What you have to do: Records follow. Select each line holding "Show".

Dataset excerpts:
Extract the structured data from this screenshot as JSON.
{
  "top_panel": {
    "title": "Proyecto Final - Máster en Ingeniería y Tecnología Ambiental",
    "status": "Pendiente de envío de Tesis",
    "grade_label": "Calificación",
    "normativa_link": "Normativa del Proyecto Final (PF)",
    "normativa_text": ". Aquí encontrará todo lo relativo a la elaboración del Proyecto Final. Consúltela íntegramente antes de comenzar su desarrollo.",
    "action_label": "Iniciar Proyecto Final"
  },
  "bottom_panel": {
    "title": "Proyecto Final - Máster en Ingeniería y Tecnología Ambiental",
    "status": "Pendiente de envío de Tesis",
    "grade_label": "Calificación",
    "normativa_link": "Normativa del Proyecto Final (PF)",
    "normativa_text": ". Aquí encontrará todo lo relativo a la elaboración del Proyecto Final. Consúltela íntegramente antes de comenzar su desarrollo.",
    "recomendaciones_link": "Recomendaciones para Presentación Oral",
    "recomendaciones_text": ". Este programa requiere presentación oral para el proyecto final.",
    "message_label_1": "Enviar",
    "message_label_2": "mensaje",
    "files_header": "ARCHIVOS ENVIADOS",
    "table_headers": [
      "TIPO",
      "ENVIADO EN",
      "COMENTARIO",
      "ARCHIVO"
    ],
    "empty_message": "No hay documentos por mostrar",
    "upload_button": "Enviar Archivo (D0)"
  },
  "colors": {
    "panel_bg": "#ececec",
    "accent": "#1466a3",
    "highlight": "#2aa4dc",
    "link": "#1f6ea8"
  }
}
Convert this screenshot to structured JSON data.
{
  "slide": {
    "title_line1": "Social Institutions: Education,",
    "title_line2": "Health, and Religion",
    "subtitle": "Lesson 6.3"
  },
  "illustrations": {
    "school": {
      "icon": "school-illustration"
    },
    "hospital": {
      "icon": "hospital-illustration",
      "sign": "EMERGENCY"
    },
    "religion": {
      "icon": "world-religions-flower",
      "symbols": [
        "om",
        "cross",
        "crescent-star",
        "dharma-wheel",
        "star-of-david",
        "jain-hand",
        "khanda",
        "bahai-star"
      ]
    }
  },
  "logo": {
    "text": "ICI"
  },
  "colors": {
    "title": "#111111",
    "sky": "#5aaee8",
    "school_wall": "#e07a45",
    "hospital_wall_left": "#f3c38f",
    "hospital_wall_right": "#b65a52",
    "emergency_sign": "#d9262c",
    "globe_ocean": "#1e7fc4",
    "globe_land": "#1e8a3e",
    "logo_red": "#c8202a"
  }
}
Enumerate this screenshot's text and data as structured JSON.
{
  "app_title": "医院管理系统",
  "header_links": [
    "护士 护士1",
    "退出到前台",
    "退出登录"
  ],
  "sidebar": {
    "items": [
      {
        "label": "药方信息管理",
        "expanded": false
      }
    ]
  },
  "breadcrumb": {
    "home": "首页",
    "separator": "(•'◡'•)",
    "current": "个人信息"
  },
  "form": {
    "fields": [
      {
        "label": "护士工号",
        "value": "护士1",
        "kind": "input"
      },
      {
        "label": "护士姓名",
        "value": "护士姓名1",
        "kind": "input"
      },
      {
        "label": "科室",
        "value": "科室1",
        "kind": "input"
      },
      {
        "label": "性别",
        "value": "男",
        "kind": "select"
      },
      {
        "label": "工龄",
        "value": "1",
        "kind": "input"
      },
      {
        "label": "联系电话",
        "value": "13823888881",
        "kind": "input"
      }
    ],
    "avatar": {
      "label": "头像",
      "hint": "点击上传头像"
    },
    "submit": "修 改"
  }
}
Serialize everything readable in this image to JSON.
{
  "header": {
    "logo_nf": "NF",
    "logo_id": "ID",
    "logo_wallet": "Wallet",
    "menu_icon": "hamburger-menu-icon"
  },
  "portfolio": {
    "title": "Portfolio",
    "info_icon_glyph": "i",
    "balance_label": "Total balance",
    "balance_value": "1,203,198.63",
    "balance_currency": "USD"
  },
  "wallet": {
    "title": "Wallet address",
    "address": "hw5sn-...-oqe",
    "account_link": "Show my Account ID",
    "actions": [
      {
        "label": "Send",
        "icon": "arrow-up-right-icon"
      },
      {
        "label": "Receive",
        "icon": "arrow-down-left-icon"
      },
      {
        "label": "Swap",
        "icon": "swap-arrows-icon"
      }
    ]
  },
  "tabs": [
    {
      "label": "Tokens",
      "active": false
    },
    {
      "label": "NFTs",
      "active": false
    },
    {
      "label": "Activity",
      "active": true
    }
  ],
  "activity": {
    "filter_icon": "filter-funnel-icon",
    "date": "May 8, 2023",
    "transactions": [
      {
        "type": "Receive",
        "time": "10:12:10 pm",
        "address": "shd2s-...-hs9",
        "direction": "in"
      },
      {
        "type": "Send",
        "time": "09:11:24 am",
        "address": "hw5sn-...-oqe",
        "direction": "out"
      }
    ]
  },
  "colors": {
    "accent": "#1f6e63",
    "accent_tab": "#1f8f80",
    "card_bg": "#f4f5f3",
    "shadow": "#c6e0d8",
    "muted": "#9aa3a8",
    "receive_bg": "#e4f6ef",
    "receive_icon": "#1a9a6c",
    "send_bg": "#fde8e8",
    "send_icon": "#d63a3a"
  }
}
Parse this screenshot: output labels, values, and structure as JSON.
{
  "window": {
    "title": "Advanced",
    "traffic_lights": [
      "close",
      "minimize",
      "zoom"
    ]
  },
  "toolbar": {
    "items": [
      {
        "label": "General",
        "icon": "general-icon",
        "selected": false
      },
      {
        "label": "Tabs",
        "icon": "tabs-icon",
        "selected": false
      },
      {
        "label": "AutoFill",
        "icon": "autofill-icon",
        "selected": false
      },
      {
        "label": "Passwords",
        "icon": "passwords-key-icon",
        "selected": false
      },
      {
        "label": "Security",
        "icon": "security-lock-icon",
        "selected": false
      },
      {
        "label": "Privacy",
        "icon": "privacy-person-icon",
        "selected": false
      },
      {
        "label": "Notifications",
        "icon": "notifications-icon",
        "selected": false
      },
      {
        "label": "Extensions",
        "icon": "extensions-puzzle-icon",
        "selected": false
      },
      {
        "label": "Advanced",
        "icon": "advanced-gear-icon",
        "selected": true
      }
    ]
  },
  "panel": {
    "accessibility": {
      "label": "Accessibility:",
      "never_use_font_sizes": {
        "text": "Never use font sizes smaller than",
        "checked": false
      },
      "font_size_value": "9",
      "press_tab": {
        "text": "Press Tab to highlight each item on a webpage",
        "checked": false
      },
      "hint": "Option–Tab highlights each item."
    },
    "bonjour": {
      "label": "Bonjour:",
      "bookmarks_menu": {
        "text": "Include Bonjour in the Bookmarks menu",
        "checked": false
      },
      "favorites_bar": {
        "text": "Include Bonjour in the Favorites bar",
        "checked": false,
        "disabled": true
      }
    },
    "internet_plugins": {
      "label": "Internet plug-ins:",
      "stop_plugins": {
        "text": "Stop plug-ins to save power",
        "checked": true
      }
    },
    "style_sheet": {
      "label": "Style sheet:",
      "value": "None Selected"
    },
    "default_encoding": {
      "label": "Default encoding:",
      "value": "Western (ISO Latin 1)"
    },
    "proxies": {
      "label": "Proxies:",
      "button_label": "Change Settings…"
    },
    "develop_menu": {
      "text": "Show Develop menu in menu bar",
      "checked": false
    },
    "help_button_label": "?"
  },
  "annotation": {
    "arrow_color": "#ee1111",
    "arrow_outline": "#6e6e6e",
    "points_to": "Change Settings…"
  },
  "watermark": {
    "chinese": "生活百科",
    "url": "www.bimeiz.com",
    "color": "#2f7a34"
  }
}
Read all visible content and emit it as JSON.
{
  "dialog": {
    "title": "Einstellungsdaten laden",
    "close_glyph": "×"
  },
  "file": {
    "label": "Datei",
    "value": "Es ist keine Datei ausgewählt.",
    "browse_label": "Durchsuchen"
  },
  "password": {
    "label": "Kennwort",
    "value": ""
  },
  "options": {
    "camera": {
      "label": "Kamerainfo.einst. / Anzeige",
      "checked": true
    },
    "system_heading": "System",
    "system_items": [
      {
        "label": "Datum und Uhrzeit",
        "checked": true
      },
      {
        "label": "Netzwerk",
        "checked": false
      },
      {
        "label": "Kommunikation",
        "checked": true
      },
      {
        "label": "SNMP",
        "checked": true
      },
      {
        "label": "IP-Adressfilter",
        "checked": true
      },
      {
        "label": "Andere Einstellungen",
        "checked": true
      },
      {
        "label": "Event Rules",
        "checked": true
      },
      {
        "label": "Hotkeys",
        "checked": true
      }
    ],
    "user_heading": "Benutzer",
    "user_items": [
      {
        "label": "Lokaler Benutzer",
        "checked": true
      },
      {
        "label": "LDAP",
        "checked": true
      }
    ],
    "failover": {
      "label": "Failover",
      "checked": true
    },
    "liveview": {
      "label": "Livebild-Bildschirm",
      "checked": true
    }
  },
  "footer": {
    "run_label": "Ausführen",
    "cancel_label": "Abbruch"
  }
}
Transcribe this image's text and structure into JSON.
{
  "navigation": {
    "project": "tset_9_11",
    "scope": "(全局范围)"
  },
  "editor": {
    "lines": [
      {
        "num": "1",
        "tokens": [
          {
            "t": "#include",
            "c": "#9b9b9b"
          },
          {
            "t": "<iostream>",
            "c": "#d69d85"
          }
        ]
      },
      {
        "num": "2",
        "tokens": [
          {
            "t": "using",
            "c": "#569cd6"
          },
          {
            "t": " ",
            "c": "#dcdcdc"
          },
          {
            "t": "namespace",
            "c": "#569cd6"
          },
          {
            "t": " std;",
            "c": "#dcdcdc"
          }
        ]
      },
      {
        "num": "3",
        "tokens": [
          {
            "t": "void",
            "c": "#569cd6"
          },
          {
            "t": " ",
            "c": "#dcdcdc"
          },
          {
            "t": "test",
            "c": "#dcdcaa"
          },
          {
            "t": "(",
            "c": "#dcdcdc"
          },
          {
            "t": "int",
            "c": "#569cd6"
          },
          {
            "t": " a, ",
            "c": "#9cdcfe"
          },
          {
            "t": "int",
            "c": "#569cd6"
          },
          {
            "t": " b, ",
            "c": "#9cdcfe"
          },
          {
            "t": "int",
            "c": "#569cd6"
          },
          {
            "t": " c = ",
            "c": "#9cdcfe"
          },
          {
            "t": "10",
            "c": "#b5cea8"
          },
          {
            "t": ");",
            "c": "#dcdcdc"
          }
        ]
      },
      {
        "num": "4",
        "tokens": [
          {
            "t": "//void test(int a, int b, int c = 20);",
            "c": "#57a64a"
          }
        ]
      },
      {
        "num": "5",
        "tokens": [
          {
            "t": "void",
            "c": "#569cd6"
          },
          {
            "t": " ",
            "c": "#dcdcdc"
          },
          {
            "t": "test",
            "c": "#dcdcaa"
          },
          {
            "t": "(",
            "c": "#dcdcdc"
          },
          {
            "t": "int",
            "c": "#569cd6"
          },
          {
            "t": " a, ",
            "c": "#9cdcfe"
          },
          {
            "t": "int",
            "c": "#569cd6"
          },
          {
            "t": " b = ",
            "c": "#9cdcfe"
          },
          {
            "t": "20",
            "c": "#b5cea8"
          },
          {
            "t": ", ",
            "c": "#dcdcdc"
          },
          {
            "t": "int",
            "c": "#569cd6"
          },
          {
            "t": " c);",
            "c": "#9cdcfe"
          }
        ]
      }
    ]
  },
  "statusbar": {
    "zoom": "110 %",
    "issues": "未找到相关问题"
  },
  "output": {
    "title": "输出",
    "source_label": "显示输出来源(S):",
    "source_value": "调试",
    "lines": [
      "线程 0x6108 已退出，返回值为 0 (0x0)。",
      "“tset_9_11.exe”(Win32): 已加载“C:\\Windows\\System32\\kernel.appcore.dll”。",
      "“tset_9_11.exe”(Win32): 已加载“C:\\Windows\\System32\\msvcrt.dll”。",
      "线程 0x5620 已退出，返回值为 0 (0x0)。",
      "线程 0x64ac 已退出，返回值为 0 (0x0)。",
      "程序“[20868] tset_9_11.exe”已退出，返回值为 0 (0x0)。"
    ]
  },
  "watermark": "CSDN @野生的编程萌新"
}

Exercise result:
    "account_link": "Show my Account ID",
      "text": "Show Develop menu in menu bar",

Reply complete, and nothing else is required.